WHAT YOU HAVE TO DO: Select lines where the word "name" appears.

DATASET ROWS:
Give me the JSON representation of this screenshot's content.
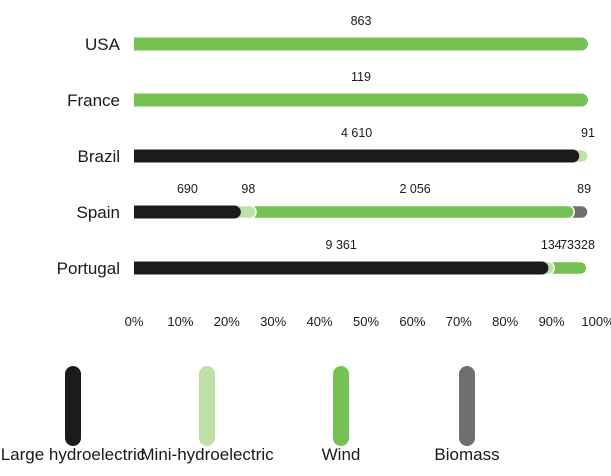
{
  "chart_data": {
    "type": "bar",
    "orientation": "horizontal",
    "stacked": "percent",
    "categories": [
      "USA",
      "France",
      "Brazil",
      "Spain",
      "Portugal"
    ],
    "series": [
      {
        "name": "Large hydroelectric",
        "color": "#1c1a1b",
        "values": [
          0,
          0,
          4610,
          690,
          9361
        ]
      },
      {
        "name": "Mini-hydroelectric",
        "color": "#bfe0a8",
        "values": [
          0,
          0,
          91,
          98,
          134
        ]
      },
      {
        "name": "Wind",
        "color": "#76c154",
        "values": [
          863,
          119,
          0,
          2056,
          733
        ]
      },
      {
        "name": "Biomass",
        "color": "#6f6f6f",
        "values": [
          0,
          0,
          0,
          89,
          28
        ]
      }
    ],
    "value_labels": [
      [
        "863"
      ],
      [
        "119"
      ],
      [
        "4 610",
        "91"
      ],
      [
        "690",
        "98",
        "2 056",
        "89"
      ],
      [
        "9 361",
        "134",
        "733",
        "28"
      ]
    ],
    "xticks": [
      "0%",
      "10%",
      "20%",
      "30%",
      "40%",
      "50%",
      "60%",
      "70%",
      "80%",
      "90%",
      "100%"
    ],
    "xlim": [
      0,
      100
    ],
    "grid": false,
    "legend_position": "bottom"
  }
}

--

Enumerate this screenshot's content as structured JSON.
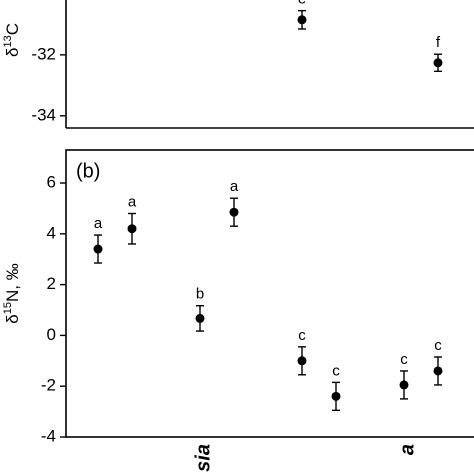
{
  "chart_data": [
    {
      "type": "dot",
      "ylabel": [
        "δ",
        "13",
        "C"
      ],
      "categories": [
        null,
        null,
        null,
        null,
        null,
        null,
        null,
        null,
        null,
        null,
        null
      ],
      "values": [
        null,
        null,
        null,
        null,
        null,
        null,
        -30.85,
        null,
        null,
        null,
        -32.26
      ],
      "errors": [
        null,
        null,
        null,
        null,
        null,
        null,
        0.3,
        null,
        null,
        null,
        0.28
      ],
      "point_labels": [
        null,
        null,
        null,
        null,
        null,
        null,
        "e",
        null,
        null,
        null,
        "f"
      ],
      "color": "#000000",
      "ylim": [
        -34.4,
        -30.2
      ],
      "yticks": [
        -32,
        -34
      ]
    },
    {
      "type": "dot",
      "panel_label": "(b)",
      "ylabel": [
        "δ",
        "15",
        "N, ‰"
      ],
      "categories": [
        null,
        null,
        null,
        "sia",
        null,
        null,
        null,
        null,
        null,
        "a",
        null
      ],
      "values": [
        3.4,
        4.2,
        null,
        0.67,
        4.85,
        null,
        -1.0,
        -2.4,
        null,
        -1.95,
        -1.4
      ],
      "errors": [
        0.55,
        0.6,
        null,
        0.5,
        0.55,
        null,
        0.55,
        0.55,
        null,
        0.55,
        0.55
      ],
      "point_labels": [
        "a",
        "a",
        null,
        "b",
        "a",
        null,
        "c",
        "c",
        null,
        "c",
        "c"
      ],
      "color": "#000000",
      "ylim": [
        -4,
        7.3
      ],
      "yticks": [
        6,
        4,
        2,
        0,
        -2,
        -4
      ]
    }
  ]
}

OUTPUT OF THE TASK:
        "name": "Large hydroelectric",
        "name": "Mini-hydroelectric",
        "name": "Wind",
        "name": "Biomass",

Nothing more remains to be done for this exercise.